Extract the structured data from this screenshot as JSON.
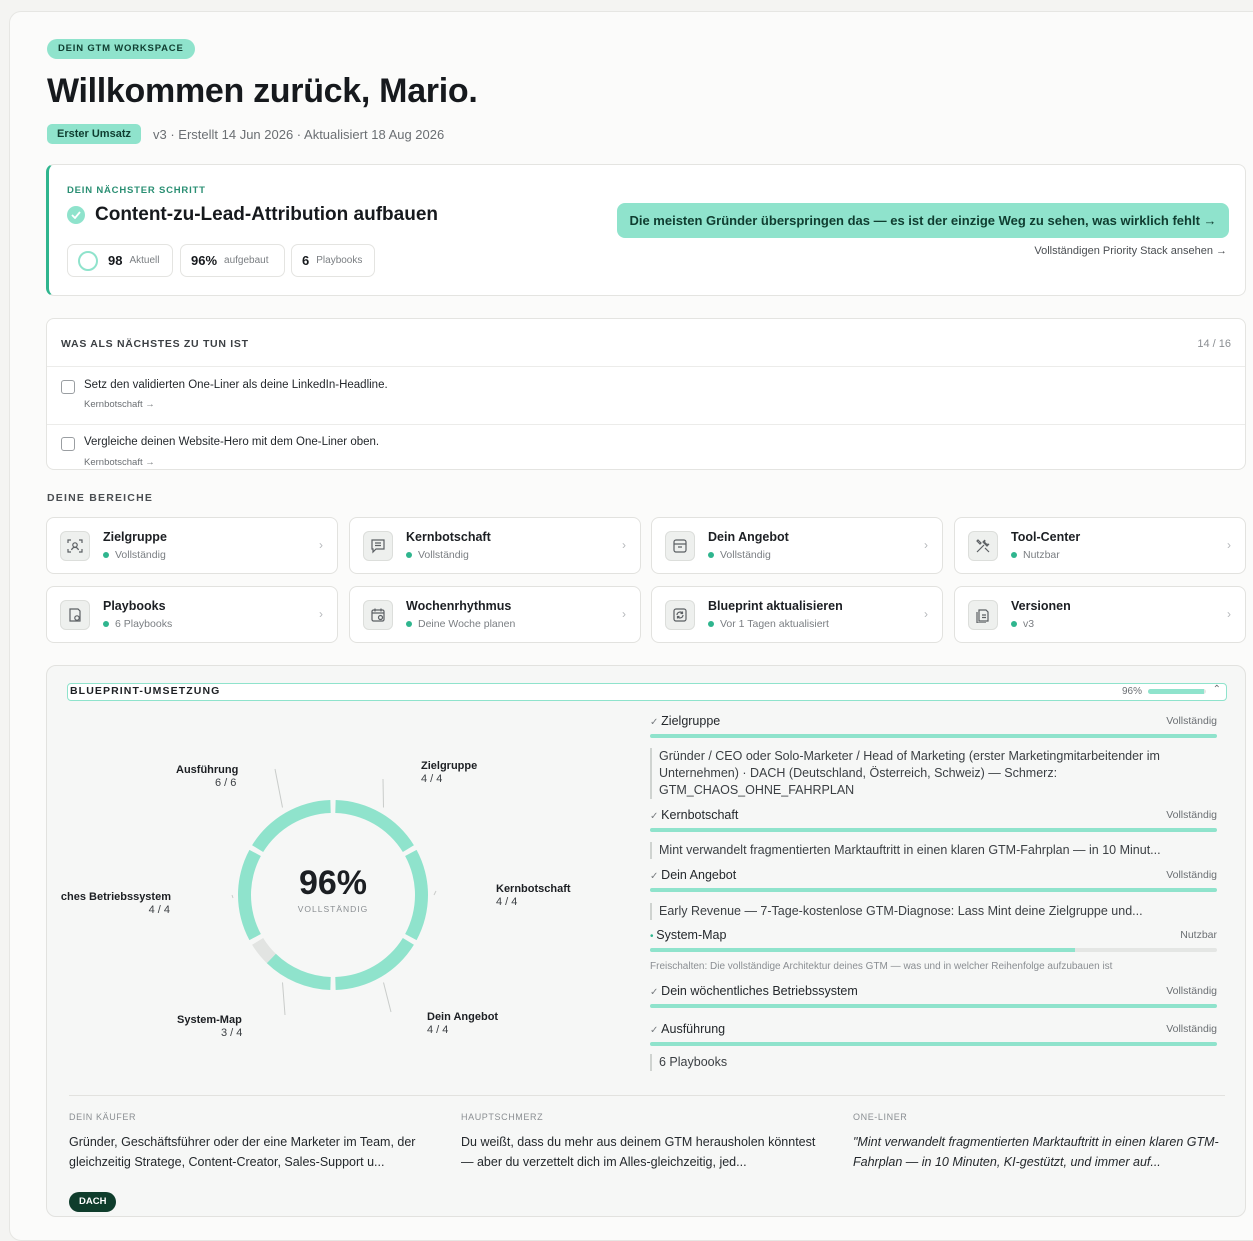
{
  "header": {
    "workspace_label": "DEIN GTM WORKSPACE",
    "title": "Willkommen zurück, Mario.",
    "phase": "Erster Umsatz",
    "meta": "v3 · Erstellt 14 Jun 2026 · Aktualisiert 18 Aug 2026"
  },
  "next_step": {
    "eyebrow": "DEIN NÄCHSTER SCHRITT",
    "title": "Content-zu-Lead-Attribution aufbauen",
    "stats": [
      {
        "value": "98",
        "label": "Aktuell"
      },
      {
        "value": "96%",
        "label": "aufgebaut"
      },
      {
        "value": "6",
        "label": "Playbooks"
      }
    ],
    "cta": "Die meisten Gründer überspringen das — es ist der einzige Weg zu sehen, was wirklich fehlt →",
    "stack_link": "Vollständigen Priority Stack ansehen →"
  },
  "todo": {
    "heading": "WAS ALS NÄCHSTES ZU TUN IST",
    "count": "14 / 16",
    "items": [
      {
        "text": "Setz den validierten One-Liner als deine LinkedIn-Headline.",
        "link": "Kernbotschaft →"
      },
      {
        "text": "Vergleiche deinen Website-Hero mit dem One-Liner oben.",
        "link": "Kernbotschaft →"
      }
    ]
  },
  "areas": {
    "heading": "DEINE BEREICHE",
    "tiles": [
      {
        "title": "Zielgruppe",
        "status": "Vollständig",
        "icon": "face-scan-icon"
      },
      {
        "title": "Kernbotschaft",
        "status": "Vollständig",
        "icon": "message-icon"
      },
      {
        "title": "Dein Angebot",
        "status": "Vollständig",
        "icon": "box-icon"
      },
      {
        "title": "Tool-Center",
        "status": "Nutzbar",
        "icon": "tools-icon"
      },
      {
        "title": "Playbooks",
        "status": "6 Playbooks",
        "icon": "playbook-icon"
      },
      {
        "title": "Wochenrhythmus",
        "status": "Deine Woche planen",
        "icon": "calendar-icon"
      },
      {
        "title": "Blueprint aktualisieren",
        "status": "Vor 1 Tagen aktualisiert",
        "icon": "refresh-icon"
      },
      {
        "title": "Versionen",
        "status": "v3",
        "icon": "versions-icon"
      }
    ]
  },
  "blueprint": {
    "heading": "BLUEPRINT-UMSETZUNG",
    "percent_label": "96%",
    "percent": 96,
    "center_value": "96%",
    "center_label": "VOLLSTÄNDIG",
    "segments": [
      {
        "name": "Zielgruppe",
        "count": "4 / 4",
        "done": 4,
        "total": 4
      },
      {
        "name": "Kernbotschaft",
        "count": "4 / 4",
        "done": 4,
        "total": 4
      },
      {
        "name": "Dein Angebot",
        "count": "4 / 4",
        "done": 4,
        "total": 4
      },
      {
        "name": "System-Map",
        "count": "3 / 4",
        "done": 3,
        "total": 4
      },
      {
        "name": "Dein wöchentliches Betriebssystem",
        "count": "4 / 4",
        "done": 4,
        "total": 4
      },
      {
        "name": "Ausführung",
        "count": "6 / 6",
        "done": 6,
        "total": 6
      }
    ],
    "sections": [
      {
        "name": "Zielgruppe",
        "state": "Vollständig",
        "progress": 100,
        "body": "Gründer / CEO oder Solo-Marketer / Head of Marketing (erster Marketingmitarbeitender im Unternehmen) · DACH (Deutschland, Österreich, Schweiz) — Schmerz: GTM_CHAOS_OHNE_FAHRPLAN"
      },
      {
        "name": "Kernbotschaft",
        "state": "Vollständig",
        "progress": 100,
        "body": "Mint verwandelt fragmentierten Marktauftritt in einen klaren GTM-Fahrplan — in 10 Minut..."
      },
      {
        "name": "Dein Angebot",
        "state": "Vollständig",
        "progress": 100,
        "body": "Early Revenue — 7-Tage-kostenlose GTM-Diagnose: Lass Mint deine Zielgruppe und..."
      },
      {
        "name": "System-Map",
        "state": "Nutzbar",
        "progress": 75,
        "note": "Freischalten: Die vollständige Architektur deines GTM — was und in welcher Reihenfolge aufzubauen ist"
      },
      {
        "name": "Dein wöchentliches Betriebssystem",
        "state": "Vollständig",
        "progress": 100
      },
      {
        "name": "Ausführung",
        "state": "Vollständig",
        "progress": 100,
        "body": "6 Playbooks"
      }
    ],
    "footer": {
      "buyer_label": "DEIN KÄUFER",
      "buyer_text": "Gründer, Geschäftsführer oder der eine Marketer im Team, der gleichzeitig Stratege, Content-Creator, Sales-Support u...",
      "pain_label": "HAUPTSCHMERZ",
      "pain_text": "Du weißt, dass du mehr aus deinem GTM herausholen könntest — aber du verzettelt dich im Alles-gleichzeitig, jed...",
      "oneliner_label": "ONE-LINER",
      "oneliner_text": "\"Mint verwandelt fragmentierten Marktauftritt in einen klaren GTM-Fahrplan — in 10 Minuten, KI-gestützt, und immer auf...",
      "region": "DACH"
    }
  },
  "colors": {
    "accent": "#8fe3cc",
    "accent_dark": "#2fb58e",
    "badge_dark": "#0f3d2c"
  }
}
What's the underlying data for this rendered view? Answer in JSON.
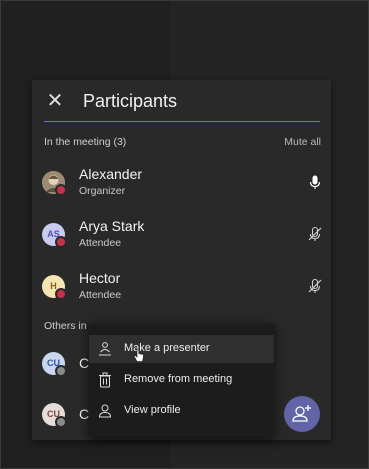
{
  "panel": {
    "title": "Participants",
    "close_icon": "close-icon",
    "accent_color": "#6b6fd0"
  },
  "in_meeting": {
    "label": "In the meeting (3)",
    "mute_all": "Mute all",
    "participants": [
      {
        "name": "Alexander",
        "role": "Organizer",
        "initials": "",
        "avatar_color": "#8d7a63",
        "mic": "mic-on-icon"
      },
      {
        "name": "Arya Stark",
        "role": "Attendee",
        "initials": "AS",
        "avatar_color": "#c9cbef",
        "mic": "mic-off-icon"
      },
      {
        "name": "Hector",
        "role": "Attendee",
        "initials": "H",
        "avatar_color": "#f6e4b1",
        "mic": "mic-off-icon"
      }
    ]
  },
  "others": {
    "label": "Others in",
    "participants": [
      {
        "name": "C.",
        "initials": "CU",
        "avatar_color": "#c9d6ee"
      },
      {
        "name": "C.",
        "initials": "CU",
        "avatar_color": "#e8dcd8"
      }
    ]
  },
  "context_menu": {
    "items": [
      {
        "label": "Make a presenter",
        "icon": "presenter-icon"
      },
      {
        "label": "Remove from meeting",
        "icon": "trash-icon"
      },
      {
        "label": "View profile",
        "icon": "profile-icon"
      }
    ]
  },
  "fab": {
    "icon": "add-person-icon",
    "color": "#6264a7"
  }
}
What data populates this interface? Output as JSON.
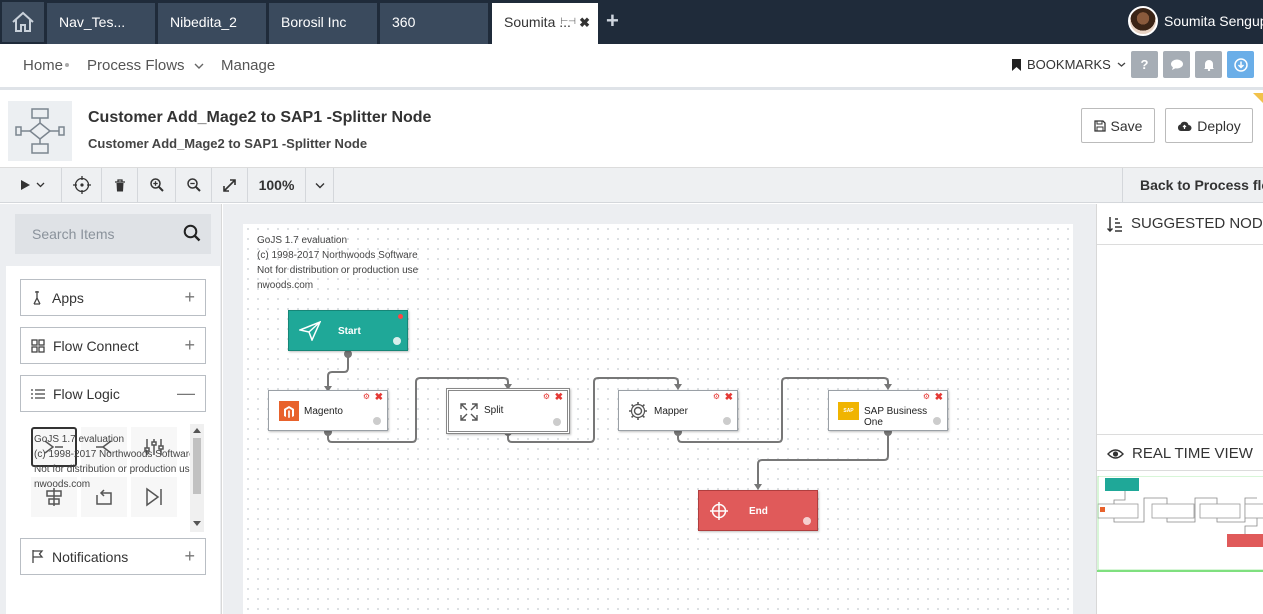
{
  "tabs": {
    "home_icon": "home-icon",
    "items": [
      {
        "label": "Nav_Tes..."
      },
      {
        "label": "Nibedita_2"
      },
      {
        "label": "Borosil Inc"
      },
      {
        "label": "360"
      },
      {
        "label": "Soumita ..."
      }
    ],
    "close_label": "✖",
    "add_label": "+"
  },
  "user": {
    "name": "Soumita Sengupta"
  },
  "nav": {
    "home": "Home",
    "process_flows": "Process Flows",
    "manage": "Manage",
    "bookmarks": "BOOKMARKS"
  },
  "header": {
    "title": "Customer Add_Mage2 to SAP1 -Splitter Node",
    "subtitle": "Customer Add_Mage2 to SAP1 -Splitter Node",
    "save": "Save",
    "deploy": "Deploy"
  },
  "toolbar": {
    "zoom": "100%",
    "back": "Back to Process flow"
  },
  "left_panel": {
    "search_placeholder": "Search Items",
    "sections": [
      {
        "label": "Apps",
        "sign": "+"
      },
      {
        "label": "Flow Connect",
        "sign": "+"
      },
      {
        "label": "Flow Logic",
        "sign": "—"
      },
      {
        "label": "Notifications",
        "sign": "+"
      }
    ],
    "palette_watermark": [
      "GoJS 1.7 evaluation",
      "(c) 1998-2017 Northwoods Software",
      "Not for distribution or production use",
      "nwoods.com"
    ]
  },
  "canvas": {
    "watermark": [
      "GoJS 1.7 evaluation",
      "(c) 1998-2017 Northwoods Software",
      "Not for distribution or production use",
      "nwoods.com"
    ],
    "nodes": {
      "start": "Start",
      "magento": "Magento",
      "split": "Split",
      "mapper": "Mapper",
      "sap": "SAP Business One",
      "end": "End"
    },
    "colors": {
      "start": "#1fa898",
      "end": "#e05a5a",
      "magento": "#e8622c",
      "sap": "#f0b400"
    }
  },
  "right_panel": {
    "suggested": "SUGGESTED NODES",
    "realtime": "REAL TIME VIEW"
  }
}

§ Directions for this task
Where a line above includes "Content", copy that line.

§ Result of the exercise
    "title": "Content-zu-Lead-Attribution aufbauen",
      "buyer_text": "Gründer, Geschäftsführer oder der eine Marketer im Team, der gleichzeitig Stratege, Content-Creator, Sales-Support u...",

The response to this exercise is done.